(Problem to solve): Copy the items line for line without any change, beginning at the first line and stopping after the line that contains "- series-line: [38, 570, 1312, 694]", with both of these lines included.

Item position entries:
+++

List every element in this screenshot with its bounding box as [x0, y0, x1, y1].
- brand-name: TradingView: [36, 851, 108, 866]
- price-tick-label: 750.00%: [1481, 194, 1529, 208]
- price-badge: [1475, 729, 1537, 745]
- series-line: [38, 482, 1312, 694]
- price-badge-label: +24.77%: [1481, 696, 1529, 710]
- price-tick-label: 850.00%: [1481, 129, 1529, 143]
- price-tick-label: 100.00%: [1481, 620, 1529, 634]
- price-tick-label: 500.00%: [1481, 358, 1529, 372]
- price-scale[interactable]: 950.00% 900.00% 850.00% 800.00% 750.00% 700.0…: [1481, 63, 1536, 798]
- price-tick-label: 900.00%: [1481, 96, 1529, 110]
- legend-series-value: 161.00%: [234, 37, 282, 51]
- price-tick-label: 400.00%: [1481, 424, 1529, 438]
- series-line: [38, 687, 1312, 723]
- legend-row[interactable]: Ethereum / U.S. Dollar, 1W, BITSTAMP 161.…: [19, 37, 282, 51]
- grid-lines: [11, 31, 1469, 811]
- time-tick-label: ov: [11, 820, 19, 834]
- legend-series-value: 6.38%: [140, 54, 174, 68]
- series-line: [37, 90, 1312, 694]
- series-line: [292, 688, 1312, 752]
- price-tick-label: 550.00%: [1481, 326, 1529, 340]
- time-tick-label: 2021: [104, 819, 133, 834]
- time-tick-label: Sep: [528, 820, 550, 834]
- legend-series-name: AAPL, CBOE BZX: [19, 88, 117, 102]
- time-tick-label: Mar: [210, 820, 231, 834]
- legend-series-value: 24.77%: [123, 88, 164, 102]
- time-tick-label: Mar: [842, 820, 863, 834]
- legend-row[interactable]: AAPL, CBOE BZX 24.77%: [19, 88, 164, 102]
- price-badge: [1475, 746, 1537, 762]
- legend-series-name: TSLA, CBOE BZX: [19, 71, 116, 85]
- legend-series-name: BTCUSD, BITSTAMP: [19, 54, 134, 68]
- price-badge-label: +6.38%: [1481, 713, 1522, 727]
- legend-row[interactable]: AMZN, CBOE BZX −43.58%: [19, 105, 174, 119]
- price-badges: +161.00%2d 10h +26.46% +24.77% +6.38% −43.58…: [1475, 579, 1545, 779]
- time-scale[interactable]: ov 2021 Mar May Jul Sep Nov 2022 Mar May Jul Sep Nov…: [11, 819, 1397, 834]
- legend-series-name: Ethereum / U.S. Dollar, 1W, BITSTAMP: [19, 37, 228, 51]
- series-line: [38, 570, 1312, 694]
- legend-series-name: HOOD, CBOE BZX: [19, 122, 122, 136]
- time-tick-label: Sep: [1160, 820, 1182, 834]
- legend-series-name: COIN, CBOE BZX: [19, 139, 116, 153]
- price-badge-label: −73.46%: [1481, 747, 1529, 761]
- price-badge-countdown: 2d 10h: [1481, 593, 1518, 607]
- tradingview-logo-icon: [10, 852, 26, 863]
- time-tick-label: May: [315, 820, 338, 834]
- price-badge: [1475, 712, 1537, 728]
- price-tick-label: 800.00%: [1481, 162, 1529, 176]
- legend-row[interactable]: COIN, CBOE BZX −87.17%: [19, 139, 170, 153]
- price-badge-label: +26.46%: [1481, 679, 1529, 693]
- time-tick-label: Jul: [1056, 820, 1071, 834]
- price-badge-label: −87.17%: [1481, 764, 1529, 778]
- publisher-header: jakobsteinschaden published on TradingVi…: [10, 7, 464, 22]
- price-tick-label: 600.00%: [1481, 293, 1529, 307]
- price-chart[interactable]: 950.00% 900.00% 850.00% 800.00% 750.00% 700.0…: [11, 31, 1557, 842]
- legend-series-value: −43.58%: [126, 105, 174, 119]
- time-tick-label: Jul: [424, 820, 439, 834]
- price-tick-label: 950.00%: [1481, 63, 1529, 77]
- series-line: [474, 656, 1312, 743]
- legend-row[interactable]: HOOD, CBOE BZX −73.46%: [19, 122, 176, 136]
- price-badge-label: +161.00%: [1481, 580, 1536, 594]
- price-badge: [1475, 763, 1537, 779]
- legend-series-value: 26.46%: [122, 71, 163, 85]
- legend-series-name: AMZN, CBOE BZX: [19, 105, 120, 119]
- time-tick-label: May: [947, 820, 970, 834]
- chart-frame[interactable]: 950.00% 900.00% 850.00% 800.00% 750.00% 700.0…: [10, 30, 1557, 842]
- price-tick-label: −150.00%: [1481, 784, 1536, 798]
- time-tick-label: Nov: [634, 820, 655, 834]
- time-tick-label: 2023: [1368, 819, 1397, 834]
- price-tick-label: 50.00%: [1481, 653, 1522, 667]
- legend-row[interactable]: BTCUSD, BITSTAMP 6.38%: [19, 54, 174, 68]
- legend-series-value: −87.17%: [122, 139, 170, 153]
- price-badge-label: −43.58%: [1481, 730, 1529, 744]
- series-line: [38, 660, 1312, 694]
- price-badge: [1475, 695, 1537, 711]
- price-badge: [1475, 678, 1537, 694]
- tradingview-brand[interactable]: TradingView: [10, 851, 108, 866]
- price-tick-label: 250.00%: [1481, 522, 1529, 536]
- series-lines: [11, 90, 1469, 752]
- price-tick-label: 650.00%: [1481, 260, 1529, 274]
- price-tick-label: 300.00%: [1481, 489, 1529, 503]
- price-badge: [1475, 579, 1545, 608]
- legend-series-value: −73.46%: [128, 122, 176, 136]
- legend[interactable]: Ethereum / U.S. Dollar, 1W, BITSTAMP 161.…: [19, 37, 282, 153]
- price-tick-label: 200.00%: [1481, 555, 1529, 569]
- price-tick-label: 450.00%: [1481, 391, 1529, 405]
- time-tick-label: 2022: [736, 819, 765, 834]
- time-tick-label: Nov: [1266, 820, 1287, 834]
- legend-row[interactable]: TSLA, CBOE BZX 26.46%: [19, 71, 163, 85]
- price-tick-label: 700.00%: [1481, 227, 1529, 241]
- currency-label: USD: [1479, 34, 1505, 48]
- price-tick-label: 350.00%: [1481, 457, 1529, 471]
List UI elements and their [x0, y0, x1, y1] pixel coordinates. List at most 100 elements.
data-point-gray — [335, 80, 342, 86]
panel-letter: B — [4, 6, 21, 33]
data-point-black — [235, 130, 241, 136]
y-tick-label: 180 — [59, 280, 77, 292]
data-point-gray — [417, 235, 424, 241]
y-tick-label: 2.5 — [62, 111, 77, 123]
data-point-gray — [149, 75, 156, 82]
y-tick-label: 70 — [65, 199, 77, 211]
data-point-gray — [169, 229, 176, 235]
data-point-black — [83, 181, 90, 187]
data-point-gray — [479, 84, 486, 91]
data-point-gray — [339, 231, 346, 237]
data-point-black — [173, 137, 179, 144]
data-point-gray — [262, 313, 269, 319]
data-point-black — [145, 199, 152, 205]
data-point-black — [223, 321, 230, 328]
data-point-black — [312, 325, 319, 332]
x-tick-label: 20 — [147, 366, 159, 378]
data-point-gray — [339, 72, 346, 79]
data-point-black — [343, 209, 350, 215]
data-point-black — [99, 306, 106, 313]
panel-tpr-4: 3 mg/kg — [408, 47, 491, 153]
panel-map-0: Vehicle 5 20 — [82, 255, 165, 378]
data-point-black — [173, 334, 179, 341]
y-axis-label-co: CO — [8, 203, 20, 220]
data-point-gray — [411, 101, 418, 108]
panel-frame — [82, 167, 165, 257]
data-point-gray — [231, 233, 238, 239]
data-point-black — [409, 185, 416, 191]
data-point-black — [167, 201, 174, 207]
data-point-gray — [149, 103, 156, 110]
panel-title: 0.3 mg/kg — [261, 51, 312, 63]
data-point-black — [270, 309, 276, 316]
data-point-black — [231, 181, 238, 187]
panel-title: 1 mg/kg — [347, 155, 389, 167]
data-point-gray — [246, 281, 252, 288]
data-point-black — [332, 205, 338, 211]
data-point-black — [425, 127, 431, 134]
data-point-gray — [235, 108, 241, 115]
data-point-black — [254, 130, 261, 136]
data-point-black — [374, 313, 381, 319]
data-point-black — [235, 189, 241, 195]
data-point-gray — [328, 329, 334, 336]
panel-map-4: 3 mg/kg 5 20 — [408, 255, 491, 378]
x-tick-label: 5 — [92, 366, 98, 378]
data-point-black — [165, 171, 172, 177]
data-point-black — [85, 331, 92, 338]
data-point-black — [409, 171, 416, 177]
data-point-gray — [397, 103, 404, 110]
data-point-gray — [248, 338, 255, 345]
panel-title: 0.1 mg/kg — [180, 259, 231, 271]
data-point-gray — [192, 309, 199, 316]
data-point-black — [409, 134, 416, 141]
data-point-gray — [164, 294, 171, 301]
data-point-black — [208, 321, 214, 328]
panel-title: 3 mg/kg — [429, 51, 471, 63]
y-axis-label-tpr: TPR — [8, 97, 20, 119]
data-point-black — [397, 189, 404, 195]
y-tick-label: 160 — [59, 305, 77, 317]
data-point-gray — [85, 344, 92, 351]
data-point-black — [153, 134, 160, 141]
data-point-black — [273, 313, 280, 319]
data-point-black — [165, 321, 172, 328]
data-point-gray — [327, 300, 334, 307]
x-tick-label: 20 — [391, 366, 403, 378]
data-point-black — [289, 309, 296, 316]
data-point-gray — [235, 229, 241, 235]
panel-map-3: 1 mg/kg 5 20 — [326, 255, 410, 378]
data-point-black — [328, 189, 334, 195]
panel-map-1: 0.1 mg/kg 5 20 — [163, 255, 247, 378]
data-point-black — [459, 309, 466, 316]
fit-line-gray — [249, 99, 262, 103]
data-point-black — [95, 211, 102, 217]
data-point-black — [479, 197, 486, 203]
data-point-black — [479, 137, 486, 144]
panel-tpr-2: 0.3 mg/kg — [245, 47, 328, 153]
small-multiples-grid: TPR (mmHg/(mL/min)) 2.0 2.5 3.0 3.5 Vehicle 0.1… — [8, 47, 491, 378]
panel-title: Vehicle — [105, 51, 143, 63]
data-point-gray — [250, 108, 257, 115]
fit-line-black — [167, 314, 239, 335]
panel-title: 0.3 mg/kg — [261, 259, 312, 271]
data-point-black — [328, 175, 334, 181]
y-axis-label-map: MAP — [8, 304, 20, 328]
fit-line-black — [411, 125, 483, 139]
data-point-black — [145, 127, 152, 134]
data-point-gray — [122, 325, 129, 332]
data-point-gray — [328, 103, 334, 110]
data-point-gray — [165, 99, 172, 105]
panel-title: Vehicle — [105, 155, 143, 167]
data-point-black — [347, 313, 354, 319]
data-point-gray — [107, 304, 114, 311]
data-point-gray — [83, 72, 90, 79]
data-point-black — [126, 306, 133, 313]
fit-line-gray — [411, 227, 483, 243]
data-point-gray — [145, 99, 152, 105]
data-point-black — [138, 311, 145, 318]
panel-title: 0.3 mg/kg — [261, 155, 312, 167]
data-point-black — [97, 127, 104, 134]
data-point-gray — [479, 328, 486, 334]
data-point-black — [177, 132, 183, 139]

+++

(In response):
List every element in this screenshot with its bounding box as [x0, y0, x1, y1].
- brand-name: TradingView: [36, 851, 108, 866]
- price-tick-label: 750.00%: [1481, 194, 1529, 208]
- price-badge: [1475, 729, 1537, 745]
- series-line: [38, 482, 1312, 694]
- price-badge-label: +24.77%: [1481, 696, 1529, 710]
- price-tick-label: 850.00%: [1481, 129, 1529, 143]
- price-tick-label: 100.00%: [1481, 620, 1529, 634]
- price-tick-label: 500.00%: [1481, 358, 1529, 372]
- price-scale[interactable]: 950.00% 900.00% 850.00% 800.00% 750.00% 700.0…: [1481, 63, 1536, 798]
- price-tick-label: 900.00%: [1481, 96, 1529, 110]
- legend-series-value: 161.00%: [234, 37, 282, 51]
- price-tick-label: 400.00%: [1481, 424, 1529, 438]
- series-line: [38, 687, 1312, 723]
- legend-row[interactable]: Ethereum / U.S. Dollar, 1W, BITSTAMP 161.…: [19, 37, 282, 51]
- grid-lines: [11, 31, 1469, 811]
- time-tick-label: ov: [11, 820, 19, 834]
- legend-series-value: 6.38%: [140, 54, 174, 68]
- series-line: [37, 90, 1312, 694]
- series-line: [292, 688, 1312, 752]
- price-tick-label: 550.00%: [1481, 326, 1529, 340]
- time-tick-label: 2021: [104, 819, 133, 834]
- time-tick-label: Sep: [528, 820, 550, 834]
- legend-series-name: AAPL, CBOE BZX: [19, 88, 117, 102]
- time-tick-label: Mar: [210, 820, 231, 834]
- legend-series-value: 24.77%: [123, 88, 164, 102]
- time-tick-label: Mar: [842, 820, 863, 834]
- legend-row[interactable]: AAPL, CBOE BZX 24.77%: [19, 88, 164, 102]
- price-badge: [1475, 746, 1537, 762]
- legend-series-name: TSLA, CBOE BZX: [19, 71, 116, 85]
- legend-series-name: BTCUSD, BITSTAMP: [19, 54, 134, 68]
- price-badge-label: +6.38%: [1481, 713, 1522, 727]
- legend-row[interactable]: AMZN, CBOE BZX −43.58%: [19, 105, 174, 119]
- price-badges: +161.00%2d 10h +26.46% +24.77% +6.38% −43.58…: [1475, 579, 1545, 779]
- time-scale[interactable]: ov 2021 Mar May Jul Sep Nov 2022 Mar May Jul Sep Nov…: [11, 819, 1397, 834]
- legend-series-name: Ethereum / U.S. Dollar, 1W, BITSTAMP: [19, 37, 228, 51]
- series-line: [38, 570, 1312, 694]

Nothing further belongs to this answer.